WRITTEN TASK:
Give the number of lines in this listing that contain "High", with no other words.

Dataset excerpts
********************

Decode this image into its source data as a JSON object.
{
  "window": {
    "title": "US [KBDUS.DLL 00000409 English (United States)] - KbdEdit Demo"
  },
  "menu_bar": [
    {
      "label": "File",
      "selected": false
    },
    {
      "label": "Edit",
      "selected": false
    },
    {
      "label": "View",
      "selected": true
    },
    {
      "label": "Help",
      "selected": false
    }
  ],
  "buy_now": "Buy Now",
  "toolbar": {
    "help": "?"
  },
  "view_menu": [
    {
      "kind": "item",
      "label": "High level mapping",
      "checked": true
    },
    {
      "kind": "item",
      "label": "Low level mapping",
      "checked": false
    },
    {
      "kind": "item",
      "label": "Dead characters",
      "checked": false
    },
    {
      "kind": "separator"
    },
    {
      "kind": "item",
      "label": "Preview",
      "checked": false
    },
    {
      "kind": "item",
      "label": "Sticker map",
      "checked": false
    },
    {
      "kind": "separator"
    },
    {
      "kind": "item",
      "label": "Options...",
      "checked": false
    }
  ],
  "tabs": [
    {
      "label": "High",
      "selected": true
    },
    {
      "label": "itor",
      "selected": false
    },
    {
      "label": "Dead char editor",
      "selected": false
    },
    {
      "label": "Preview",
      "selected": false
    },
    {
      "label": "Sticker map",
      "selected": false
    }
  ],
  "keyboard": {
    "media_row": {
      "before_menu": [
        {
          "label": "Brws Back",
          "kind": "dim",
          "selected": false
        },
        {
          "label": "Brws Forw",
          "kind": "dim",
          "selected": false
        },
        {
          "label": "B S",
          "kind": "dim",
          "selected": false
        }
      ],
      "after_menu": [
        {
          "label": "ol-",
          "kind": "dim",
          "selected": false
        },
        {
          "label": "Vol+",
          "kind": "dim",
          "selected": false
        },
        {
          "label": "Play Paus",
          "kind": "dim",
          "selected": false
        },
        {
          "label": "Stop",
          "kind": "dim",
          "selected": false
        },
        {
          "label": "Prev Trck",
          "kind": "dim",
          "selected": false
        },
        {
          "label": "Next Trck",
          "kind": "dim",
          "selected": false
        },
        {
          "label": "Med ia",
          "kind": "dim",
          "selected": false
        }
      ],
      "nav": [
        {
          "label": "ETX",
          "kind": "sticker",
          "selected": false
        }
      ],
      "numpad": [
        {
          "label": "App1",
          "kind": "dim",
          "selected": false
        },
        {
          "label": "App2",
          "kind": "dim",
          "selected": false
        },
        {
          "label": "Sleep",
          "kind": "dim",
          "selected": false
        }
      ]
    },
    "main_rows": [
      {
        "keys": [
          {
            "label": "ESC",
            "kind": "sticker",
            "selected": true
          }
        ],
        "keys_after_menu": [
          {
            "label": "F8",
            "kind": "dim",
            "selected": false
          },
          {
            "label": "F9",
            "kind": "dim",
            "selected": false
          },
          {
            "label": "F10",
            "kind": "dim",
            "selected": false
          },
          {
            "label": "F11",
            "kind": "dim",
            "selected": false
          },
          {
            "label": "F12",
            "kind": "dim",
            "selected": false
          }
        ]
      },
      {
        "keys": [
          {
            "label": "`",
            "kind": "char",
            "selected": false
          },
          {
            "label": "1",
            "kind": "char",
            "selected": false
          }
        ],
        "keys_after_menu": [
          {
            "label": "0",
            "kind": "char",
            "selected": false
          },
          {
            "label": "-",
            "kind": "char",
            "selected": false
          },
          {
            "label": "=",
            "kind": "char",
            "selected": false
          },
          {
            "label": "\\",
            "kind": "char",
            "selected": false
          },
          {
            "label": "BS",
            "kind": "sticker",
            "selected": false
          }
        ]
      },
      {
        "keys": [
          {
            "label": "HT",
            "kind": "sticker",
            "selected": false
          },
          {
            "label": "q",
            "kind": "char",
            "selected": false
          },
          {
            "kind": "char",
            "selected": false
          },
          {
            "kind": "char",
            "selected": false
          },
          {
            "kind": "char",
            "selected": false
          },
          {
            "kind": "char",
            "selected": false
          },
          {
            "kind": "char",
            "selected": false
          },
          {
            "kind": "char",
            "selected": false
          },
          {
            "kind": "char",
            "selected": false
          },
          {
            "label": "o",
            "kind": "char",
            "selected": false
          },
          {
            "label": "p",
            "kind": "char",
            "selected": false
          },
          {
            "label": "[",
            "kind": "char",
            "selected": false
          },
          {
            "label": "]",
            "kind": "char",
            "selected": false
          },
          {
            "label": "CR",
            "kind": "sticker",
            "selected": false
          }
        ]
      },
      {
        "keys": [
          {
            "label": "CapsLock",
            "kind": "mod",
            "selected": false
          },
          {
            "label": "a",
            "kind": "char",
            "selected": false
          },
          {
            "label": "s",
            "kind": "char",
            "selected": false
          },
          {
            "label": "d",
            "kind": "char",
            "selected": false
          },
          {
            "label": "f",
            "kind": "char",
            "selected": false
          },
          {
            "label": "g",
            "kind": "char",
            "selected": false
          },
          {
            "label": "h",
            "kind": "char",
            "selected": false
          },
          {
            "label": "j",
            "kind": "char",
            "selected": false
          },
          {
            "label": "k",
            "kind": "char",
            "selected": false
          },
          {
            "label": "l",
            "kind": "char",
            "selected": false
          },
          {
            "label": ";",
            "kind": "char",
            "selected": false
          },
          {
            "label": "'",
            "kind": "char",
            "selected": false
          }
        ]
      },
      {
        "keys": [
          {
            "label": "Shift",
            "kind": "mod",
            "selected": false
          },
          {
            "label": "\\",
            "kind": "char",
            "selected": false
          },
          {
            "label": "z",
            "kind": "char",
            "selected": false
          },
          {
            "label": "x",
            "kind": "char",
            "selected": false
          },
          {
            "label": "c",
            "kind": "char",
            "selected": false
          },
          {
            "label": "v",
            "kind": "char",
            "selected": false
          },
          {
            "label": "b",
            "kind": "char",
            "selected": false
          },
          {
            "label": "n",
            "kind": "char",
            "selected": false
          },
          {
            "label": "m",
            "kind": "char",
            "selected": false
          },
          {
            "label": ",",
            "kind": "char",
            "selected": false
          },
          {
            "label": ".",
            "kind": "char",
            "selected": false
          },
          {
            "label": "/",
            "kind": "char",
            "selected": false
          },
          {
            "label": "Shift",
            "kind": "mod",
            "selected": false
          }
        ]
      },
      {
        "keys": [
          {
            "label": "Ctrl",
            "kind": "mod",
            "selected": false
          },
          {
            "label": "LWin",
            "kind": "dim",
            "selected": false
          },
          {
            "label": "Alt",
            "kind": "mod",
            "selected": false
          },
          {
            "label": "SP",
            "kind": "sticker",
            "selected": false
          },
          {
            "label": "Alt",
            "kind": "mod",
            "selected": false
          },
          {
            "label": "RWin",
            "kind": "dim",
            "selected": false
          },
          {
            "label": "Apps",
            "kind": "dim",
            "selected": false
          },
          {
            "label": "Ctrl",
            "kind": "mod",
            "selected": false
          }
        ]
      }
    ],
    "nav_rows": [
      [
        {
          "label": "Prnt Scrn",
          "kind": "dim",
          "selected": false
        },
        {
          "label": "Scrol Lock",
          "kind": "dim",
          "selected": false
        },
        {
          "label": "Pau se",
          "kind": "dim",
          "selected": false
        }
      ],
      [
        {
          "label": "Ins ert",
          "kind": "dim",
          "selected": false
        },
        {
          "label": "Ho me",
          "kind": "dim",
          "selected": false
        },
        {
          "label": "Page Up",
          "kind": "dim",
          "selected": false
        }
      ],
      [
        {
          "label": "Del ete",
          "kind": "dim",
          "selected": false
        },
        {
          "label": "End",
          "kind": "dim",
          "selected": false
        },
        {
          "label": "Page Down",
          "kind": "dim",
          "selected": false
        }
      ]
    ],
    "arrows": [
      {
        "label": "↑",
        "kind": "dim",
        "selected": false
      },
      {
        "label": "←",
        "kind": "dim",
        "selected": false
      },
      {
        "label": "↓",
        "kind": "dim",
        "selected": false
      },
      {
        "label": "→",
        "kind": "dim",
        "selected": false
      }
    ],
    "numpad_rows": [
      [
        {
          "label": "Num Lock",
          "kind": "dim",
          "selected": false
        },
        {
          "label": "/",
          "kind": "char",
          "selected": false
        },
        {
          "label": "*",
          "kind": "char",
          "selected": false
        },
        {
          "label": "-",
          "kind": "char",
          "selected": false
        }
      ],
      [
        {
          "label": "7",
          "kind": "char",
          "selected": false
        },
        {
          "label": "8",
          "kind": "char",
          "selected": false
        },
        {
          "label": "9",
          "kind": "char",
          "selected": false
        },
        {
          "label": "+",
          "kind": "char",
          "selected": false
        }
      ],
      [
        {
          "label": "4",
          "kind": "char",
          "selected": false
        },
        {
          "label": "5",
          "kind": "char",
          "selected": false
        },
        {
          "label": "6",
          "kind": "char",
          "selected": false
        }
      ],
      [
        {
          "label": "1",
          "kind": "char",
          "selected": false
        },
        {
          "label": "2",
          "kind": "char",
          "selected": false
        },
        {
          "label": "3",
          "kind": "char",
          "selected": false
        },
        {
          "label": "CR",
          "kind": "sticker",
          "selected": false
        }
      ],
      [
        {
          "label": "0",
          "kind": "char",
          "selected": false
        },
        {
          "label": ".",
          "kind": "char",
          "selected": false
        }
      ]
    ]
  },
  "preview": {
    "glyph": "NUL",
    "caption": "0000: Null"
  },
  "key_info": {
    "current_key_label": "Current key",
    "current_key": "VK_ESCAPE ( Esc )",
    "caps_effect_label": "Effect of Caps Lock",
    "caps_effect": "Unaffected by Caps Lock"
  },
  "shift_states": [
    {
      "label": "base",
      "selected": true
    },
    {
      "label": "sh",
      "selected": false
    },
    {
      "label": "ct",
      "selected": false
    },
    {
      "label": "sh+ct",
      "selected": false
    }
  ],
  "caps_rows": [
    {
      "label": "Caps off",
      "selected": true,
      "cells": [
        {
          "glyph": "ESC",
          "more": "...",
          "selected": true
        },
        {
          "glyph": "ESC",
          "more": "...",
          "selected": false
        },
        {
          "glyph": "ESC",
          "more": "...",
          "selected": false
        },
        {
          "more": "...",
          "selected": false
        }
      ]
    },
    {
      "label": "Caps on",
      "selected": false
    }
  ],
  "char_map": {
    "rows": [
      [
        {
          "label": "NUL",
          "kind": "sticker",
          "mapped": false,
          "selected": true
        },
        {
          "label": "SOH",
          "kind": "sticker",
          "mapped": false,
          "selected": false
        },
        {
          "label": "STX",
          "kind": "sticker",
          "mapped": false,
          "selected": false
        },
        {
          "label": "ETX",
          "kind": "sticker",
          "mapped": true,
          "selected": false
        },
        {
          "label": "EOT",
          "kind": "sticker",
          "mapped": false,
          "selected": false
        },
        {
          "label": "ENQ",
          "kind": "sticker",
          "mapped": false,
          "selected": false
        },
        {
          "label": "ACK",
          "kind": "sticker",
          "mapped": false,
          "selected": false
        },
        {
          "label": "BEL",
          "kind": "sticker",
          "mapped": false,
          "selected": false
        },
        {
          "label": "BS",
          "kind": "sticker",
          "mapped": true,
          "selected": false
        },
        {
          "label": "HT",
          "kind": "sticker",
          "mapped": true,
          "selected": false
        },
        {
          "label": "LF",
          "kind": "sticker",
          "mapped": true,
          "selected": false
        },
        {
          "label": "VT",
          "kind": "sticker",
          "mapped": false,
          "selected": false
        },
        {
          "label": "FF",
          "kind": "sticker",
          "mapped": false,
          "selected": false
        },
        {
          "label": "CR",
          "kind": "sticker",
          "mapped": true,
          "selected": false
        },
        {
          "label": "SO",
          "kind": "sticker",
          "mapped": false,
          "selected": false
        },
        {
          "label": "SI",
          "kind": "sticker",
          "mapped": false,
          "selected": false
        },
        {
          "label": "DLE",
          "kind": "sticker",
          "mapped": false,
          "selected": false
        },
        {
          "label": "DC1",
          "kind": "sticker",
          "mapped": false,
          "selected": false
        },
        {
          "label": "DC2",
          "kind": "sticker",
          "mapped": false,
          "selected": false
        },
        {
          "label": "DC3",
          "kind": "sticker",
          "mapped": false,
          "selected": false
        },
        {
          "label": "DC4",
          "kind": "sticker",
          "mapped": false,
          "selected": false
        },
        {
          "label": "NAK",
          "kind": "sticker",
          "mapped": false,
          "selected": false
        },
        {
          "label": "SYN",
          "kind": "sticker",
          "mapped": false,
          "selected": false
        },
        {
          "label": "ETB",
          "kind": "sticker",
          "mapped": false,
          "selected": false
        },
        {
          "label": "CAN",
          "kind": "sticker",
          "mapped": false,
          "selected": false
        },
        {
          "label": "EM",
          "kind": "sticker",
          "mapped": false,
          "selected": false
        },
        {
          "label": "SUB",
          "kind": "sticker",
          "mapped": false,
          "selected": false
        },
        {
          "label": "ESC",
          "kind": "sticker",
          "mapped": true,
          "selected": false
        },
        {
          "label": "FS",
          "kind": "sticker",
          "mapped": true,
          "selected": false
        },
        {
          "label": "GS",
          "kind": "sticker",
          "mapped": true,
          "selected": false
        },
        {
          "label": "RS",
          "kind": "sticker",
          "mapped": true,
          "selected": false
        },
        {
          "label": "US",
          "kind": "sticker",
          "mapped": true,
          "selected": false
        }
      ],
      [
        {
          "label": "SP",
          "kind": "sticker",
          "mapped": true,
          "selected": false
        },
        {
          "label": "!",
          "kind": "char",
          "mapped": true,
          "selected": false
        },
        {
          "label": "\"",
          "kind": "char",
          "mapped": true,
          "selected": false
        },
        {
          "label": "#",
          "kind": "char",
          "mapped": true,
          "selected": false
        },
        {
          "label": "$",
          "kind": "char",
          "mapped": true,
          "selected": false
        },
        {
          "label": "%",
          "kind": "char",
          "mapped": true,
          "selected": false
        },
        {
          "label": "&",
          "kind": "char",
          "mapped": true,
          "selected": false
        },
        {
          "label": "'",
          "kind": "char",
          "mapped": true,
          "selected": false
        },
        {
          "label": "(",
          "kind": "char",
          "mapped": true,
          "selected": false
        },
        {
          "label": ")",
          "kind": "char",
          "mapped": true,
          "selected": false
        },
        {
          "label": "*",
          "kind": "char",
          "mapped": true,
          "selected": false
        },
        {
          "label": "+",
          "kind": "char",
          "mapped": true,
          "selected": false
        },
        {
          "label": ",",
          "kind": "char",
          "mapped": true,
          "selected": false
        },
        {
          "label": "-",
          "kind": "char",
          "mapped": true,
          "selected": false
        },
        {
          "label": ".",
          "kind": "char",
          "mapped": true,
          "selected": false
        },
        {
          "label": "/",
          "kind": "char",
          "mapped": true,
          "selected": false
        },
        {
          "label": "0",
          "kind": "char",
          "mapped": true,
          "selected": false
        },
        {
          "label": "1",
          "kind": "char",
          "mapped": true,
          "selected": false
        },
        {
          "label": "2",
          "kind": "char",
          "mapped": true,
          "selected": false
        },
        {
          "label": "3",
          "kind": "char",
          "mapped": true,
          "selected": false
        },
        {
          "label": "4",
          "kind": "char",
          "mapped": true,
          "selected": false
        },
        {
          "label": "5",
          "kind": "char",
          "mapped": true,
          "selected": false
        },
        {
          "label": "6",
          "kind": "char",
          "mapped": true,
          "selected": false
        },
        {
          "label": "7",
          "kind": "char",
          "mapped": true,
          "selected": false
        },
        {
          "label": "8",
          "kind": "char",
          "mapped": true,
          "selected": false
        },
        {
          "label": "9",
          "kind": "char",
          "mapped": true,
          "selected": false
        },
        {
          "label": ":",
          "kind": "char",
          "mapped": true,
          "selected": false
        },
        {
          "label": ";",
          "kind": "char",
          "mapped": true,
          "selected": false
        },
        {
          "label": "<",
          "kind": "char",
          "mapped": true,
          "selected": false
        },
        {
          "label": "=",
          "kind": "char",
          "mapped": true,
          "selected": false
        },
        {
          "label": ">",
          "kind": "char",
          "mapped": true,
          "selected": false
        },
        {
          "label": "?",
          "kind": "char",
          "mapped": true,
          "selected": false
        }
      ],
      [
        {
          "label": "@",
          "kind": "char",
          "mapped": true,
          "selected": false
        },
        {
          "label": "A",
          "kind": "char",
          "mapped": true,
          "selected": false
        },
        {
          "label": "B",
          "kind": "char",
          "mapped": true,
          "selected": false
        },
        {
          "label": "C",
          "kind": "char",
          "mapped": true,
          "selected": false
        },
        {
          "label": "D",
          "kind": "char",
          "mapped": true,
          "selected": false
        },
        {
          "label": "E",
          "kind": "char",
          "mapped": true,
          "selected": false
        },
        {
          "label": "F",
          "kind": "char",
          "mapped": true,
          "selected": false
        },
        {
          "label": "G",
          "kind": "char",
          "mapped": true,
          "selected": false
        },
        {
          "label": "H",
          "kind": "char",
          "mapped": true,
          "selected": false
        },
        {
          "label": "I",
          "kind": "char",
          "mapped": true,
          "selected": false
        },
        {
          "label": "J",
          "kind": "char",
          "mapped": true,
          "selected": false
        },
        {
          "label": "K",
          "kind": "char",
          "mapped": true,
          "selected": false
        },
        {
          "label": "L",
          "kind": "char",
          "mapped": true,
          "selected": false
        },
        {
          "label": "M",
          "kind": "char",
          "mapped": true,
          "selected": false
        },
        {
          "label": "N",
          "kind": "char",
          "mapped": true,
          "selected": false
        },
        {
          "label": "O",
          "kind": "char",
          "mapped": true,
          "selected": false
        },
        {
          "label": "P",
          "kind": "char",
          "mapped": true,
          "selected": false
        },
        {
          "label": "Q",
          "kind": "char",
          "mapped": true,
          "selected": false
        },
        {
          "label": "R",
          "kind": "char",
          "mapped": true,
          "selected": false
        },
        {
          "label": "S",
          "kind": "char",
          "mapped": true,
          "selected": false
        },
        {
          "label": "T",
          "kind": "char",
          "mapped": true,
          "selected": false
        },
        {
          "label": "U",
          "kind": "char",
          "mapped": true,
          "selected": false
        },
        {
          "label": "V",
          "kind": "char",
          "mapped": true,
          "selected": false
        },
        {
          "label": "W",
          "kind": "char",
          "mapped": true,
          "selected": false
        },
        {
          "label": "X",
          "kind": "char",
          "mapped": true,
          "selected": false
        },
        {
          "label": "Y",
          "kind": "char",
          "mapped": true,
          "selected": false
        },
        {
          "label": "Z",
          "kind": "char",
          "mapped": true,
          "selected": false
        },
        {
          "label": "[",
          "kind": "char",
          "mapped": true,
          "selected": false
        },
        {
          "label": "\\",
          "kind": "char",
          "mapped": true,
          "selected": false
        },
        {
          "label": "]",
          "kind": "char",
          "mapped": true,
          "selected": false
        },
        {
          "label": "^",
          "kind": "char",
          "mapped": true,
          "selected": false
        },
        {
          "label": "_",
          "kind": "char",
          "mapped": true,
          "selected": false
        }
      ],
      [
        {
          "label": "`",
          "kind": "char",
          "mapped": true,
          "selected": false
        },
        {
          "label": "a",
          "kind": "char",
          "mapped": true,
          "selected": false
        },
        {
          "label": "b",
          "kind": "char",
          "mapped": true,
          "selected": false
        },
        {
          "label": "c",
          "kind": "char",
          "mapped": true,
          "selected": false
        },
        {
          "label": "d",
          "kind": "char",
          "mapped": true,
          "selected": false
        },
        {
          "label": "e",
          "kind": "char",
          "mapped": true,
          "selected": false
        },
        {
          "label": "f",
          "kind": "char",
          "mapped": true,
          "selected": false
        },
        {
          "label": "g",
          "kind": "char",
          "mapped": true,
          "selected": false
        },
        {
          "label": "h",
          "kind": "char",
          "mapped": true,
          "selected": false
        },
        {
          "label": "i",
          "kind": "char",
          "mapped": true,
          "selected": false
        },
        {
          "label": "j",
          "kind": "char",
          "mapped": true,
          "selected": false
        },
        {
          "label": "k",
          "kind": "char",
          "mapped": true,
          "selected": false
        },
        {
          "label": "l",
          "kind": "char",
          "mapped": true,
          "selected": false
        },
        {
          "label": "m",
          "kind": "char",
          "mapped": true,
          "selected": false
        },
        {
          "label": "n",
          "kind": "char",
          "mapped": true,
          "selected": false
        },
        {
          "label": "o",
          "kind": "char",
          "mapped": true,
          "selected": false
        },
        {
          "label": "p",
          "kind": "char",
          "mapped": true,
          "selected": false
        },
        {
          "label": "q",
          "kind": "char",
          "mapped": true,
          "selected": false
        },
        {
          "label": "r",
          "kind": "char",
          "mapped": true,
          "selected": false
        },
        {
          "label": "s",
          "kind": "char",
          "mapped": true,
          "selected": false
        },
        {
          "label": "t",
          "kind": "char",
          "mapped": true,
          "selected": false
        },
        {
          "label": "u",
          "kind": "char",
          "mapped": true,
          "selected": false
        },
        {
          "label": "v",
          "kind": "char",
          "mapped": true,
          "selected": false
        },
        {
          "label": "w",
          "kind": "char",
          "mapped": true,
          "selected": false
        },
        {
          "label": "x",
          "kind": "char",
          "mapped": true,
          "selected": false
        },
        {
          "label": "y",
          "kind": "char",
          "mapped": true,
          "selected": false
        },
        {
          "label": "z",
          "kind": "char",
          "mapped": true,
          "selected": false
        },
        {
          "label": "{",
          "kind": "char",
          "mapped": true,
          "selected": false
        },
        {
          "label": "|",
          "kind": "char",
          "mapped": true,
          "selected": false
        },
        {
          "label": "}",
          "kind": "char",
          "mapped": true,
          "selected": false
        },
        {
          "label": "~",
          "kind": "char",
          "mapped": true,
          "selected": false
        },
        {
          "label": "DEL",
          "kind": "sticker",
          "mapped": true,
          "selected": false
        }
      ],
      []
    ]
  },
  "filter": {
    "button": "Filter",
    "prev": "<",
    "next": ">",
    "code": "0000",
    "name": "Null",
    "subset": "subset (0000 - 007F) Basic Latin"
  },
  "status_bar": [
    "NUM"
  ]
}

********************

ANSWER:
2